EXERCISE TASK
Rewrite the entries below, replacing every "sqz-dot" with "squeeze-dot" and leaving everything else unchanged.

PROVIDED RECORDS

★ ★ ★

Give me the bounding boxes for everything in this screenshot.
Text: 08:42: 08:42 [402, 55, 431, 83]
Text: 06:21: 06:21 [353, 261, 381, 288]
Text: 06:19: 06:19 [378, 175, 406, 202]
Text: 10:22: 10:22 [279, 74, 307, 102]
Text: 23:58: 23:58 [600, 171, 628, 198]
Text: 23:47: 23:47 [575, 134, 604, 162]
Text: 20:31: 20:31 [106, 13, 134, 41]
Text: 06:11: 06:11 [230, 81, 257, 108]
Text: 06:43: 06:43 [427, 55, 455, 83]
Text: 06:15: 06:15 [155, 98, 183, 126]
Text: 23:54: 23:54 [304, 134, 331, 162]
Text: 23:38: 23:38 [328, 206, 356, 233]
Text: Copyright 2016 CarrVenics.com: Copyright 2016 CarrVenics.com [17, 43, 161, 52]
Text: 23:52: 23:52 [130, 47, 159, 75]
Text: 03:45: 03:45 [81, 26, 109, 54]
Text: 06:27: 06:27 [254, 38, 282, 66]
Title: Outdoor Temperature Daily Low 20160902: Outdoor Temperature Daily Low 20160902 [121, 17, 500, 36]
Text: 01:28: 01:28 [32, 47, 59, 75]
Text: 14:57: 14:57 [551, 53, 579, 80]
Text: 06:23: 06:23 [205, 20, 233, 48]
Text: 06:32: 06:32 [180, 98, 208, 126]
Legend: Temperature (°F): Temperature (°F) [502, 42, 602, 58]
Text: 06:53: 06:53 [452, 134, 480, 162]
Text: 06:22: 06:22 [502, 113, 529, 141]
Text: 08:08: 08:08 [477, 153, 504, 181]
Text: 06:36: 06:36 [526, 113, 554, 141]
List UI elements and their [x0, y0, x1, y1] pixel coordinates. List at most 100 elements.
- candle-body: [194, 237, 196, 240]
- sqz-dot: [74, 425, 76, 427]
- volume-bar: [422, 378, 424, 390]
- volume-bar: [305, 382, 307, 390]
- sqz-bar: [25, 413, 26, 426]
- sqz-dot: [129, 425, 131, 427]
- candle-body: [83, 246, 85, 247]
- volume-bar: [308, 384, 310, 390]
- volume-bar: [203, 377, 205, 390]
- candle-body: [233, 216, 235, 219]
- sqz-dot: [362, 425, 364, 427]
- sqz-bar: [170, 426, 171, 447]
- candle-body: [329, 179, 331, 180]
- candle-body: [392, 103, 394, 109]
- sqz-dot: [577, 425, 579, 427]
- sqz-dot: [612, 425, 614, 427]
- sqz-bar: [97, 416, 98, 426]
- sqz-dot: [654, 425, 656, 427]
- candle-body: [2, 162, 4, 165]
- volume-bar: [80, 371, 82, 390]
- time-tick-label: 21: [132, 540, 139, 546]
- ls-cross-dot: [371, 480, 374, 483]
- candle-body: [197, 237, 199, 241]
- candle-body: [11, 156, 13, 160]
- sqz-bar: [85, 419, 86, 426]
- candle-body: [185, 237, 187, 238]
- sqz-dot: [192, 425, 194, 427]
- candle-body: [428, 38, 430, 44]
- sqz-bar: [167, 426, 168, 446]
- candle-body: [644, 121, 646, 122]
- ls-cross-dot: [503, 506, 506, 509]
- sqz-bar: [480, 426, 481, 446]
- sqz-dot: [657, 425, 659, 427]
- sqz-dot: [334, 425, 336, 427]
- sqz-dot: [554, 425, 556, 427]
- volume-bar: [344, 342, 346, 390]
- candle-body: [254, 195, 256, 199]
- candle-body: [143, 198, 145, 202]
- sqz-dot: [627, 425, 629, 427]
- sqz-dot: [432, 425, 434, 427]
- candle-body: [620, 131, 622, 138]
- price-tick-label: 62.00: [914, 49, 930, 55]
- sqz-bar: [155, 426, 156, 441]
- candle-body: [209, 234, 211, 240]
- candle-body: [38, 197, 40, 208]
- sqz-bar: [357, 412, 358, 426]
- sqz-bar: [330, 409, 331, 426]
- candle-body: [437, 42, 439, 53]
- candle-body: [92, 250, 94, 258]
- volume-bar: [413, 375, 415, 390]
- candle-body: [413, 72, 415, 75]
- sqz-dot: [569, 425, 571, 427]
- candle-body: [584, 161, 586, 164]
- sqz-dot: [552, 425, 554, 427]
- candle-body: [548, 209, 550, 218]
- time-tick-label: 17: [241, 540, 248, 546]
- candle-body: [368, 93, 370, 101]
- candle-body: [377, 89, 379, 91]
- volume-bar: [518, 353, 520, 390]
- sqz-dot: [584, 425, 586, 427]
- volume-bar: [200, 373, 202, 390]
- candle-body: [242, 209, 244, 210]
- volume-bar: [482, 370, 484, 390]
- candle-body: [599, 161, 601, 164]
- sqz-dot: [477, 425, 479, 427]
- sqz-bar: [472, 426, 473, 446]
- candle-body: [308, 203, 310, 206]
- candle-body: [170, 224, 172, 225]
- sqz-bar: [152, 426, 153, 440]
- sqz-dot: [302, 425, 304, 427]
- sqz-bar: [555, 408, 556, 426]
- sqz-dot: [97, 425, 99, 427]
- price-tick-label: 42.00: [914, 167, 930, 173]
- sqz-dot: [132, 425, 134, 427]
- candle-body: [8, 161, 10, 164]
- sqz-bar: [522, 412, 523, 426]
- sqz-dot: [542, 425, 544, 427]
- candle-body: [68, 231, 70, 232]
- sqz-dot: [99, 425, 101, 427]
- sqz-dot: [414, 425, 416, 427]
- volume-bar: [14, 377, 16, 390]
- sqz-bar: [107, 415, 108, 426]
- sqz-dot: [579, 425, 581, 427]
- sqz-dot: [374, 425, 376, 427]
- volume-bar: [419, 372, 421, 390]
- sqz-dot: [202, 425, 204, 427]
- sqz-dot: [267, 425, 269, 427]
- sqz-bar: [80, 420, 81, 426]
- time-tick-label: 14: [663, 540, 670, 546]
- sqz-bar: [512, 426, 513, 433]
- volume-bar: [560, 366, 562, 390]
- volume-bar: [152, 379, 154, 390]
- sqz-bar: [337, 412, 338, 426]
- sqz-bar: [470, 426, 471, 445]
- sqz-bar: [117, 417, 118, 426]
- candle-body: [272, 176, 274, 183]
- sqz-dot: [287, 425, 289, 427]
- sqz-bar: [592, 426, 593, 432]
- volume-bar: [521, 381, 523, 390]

★ ★ ★

TASK ANSWER
Give me the bounding boxes for everything in this screenshot.
Text: 08:42: 08:42 [402, 55, 431, 83]
Text: 06:21: 06:21 [353, 261, 381, 288]
Text: 06:19: 06:19 [378, 175, 406, 202]
Text: 10:22: 10:22 [279, 74, 307, 102]
Text: 23:58: 23:58 [600, 171, 628, 198]
Text: 23:47: 23:47 [575, 134, 604, 162]
Text: 20:31: 20:31 [106, 13, 134, 41]
Text: 06:11: 06:11 [230, 81, 257, 108]
Text: 06:43: 06:43 [427, 55, 455, 83]
Text: 06:15: 06:15 [155, 98, 183, 126]
Text: 23:54: 23:54 [304, 134, 331, 162]
Text: 23:38: 23:38 [328, 206, 356, 233]
Text: Copyright 2016 CarrVenics.com: Copyright 2016 CarrVenics.com [17, 43, 161, 52]
Text: 23:52: 23:52 [130, 47, 159, 75]
Text: 03:45: 03:45 [81, 26, 109, 54]
Text: 06:27: 06:27 [254, 38, 282, 66]
Title: Outdoor Temperature Daily Low 20160902: Outdoor Temperature Daily Low 20160902 [121, 17, 500, 36]
Text: 01:28: 01:28 [32, 47, 59, 75]
Text: 14:57: 14:57 [551, 53, 579, 80]
Text: 06:23: 06:23 [205, 20, 233, 48]
Text: 06:32: 06:32 [180, 98, 208, 126]
Legend: Temperature (°F): Temperature (°F) [502, 42, 602, 58]
Text: 06:53: 06:53 [452, 134, 480, 162]
Text: 06:22: 06:22 [502, 113, 529, 141]
Text: 08:08: 08:08 [477, 153, 504, 181]
Text: 06:36: 06:36 [526, 113, 554, 141]
List UI elements and their [x0, y0, x1, y1] pixel coordinates. List at most 100 elements.
- candle-body: [194, 237, 196, 240]
- squeeze-dot: [74, 425, 76, 427]
- volume-bar: [422, 378, 424, 390]
- volume-bar: [305, 382, 307, 390]
- sqz-bar: [25, 413, 26, 426]
- squeeze-dot: [129, 425, 131, 427]
- candle-body: [83, 246, 85, 247]
- volume-bar: [308, 384, 310, 390]
- volume-bar: [203, 377, 205, 390]
- candle-body: [233, 216, 235, 219]
- squeeze-dot: [362, 425, 364, 427]
- sqz-bar: [170, 426, 171, 447]
- candle-body: [329, 179, 331, 180]
- candle-body: [392, 103, 394, 109]
- squeeze-dot: [577, 425, 579, 427]
- squeeze-dot: [612, 425, 614, 427]
- sqz-bar: [97, 416, 98, 426]
- squeeze-dot: [654, 425, 656, 427]
- candle-body: [2, 162, 4, 165]
- volume-bar: [80, 371, 82, 390]
- time-tick-label: 21: [132, 540, 139, 546]
- ls-cross-dot: [371, 480, 374, 483]
- candle-body: [197, 237, 199, 241]
- candle-body: [11, 156, 13, 160]
- sqz-bar: [85, 419, 86, 426]
- candle-body: [185, 237, 187, 238]
- squeeze-dot: [192, 425, 194, 427]
- candle-body: [428, 38, 430, 44]
- sqz-bar: [167, 426, 168, 446]
- candle-body: [644, 121, 646, 122]
- ls-cross-dot: [503, 506, 506, 509]
- sqz-bar: [480, 426, 481, 446]
- squeeze-dot: [657, 425, 659, 427]
- squeeze-dot: [334, 425, 336, 427]
- squeeze-dot: [554, 425, 556, 427]
- volume-bar: [344, 342, 346, 390]
- candle-body: [254, 195, 256, 199]
- candle-body: [143, 198, 145, 202]
- squeeze-dot: [627, 425, 629, 427]
- squeeze-dot: [432, 425, 434, 427]
- candle-body: [620, 131, 622, 138]
- price-tick-label: 62.00: [914, 49, 930, 55]
- sqz-bar: [155, 426, 156, 441]
- candle-body: [209, 234, 211, 240]
- candle-body: [38, 197, 40, 208]
- sqz-bar: [357, 412, 358, 426]
- sqz-bar: [330, 409, 331, 426]
- candle-body: [437, 42, 439, 53]
- candle-body: [92, 250, 94, 258]
- volume-bar: [413, 375, 415, 390]
- candle-body: [413, 72, 415, 75]
- squeeze-dot: [569, 425, 571, 427]
- candle-body: [584, 161, 586, 164]
- squeeze-dot: [552, 425, 554, 427]
- candle-body: [548, 209, 550, 218]
- time-tick-label: 17: [241, 540, 248, 546]
- candle-body: [368, 93, 370, 101]
- candle-body: [377, 89, 379, 91]
- volume-bar: [518, 353, 520, 390]
- squeeze-dot: [584, 425, 586, 427]
- volume-bar: [200, 373, 202, 390]
- candle-body: [242, 209, 244, 210]
- volume-bar: [482, 370, 484, 390]
- candle-body: [599, 161, 601, 164]
- squeeze-dot: [477, 425, 479, 427]
- sqz-bar: [472, 426, 473, 446]
- candle-body: [308, 203, 310, 206]
- candle-body: [170, 224, 172, 225]
- sqz-bar: [152, 426, 153, 440]
- squeeze-dot: [302, 425, 304, 427]
- sqz-bar: [555, 408, 556, 426]
- squeeze-dot: [97, 425, 99, 427]
- price-tick-label: 42.00: [914, 167, 930, 173]
- squeeze-dot: [132, 425, 134, 427]
- candle-body: [8, 161, 10, 164]
- sqz-bar: [522, 412, 523, 426]
- squeeze-dot: [542, 425, 544, 427]
- candle-body: [68, 231, 70, 232]
- squeeze-dot: [99, 425, 101, 427]
- squeeze-dot: [414, 425, 416, 427]
- volume-bar: [14, 377, 16, 390]
- sqz-bar: [107, 415, 108, 426]
- squeeze-dot: [579, 425, 581, 427]
- squeeze-dot: [374, 425, 376, 427]
- volume-bar: [419, 372, 421, 390]
- squeeze-dot: [202, 425, 204, 427]
- squeeze-dot: [267, 425, 269, 427]
- sqz-bar: [80, 420, 81, 426]
- time-tick-label: 14: [663, 540, 670, 546]
- sqz-bar: [512, 426, 513, 433]
- volume-bar: [560, 366, 562, 390]
- volume-bar: [152, 379, 154, 390]
- sqz-bar: [337, 412, 338, 426]
- sqz-bar: [470, 426, 471, 445]
- sqz-bar: [117, 417, 118, 426]
- candle-body: [272, 176, 274, 183]
- squeeze-dot: [287, 425, 289, 427]
- sqz-bar: [592, 426, 593, 432]
- volume-bar: [521, 381, 523, 390]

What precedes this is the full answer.